### Dataset content

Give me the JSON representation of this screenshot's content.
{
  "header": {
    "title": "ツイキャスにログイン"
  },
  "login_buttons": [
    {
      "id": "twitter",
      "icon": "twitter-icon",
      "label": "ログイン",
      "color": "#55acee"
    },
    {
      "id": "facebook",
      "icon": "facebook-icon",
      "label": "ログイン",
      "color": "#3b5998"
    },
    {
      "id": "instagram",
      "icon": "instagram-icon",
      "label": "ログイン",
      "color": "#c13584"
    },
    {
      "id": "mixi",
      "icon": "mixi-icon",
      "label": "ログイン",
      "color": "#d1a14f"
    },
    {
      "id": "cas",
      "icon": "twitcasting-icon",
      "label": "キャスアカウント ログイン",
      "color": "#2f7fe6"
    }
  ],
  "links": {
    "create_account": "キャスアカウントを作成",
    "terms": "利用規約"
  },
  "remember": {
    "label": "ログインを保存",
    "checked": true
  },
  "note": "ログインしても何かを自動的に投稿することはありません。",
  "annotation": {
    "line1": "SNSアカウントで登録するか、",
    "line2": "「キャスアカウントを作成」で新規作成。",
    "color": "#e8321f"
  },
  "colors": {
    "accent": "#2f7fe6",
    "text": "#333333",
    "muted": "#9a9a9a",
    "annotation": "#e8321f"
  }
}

--

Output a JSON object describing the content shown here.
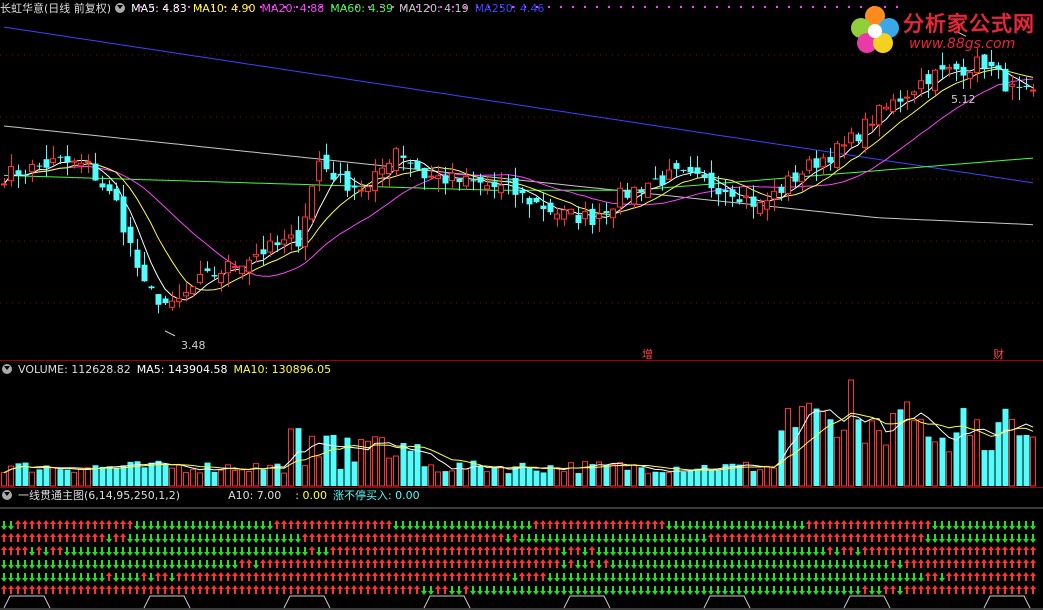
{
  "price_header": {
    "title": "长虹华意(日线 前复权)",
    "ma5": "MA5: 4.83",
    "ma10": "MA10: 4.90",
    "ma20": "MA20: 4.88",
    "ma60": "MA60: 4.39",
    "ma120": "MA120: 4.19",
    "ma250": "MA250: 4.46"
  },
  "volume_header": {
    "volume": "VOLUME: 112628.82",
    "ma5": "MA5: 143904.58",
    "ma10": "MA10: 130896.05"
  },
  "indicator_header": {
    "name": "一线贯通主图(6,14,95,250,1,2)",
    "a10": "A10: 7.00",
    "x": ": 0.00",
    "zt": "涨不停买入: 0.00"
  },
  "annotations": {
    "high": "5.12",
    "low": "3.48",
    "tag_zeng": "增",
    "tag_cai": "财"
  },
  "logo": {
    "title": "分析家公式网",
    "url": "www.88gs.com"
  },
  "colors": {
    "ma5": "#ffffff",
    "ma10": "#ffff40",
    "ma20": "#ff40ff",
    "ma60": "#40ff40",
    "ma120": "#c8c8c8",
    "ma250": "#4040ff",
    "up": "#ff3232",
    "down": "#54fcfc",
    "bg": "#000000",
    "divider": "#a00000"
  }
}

### Exercise brief
Show the lines of the records that contain the word "icon".

### Reply
      "icon": "twitter-icon",
      "icon": "facebook-icon",
      "icon": "instagram-icon",
      "icon": "mixi-icon",
      "icon": "twitcasting-icon",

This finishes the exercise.